» PROVIDED ENTRIES
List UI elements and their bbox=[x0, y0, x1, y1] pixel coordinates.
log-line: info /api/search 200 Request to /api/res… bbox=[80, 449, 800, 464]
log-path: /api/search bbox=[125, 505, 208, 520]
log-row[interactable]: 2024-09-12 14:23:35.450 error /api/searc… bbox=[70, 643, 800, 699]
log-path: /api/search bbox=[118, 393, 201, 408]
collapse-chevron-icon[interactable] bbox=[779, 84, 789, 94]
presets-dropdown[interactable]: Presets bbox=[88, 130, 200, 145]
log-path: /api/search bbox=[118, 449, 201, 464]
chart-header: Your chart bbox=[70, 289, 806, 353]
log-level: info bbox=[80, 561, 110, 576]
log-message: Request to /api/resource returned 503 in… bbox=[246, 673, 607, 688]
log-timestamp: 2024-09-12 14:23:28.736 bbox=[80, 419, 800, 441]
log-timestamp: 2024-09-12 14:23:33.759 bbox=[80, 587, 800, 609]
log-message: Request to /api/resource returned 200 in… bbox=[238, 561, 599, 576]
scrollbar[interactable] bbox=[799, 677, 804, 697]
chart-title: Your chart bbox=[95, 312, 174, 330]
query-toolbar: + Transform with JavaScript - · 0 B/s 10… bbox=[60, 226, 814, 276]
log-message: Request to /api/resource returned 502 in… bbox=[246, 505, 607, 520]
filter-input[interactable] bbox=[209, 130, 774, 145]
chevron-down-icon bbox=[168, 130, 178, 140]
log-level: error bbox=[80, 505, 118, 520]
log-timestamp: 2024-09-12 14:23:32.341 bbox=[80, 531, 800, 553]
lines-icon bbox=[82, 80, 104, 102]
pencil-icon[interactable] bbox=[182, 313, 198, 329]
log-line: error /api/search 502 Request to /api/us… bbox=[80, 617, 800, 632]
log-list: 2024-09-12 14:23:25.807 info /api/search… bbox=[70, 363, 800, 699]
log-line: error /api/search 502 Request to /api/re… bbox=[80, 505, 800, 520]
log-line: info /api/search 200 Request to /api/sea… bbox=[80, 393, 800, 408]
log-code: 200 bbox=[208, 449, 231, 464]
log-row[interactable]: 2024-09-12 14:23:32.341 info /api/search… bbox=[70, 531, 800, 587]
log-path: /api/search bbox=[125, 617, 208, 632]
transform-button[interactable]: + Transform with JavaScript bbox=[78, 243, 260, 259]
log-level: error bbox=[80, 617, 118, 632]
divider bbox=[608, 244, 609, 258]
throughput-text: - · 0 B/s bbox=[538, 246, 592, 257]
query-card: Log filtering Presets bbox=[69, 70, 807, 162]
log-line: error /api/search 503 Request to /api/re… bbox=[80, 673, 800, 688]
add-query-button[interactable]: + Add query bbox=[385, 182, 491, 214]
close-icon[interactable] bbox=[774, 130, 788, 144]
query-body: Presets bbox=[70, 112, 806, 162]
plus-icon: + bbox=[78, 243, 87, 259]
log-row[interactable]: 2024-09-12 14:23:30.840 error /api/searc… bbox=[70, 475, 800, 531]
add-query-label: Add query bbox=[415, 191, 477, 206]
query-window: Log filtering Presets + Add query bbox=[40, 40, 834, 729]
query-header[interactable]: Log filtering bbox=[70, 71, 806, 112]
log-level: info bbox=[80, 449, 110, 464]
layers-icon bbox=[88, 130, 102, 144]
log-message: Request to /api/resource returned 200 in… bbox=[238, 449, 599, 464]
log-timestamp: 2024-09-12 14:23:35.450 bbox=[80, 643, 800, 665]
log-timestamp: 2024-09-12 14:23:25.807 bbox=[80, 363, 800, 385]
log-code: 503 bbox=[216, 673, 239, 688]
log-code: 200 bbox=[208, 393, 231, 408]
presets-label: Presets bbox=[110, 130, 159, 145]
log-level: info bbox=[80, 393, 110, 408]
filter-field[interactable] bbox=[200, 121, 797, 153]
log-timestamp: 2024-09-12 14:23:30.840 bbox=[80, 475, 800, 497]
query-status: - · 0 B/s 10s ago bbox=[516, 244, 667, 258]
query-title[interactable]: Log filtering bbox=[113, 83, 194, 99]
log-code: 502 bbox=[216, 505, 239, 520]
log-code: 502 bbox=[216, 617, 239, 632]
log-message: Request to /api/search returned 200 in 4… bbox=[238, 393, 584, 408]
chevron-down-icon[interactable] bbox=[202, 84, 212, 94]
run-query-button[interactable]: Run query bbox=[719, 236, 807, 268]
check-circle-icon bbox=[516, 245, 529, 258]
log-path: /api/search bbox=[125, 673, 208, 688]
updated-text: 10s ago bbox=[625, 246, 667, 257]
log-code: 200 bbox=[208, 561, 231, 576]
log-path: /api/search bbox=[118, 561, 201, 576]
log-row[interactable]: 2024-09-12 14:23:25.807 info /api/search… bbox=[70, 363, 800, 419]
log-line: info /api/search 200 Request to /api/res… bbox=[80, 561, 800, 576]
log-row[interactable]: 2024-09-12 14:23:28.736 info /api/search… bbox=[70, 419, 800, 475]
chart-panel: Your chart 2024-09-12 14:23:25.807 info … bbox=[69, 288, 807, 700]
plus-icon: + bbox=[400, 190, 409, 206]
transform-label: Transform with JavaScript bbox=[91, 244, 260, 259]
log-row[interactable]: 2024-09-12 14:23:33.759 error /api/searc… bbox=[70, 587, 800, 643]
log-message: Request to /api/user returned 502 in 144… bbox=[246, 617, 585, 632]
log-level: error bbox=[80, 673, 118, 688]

» WHAT YOU WILL DO
Rewrite the entries from the beginning through the line containing "pencil-icon[interactable] bbox=[182, 313, 198, 329]", replacing "scrollbar" with "scroll-track" and keeping everything else the same. Return only those lines.

» EXERCISE OUTPUT
List UI elements and their bbox=[x0, y0, x1, y1] pixel coordinates.
log-line: info /api/search 200 Request to /api/res… bbox=[80, 449, 800, 464]
log-path: /api/search bbox=[125, 505, 208, 520]
log-row[interactable]: 2024-09-12 14:23:35.450 error /api/searc… bbox=[70, 643, 800, 699]
log-path: /api/search bbox=[118, 393, 201, 408]
collapse-chevron-icon[interactable] bbox=[779, 84, 789, 94]
presets-dropdown[interactable]: Presets bbox=[88, 130, 200, 145]
log-path: /api/search bbox=[118, 449, 201, 464]
chart-header: Your chart bbox=[70, 289, 806, 353]
log-level: info bbox=[80, 561, 110, 576]
log-message: Request to /api/resource returned 503 in… bbox=[246, 673, 607, 688]
log-timestamp: 2024-09-12 14:23:28.736 bbox=[80, 419, 800, 441]
log-timestamp: 2024-09-12 14:23:33.759 bbox=[80, 587, 800, 609]
log-message: Request to /api/resource returned 200 in… bbox=[238, 561, 599, 576]
scroll-track[interactable] bbox=[799, 677, 804, 697]
chart-title: Your chart bbox=[95, 312, 174, 330]
query-toolbar: + Transform with JavaScript - · 0 B/s 10… bbox=[60, 226, 814, 276]
log-message: Request to /api/resource returned 502 in… bbox=[246, 505, 607, 520]
filter-input[interactable] bbox=[209, 130, 774, 145]
chevron-down-icon bbox=[168, 130, 178, 140]
log-level: error bbox=[80, 505, 118, 520]
log-timestamp: 2024-09-12 14:23:32.341 bbox=[80, 531, 800, 553]
lines-icon bbox=[82, 80, 104, 102]
pencil-icon[interactable] bbox=[182, 313, 198, 329]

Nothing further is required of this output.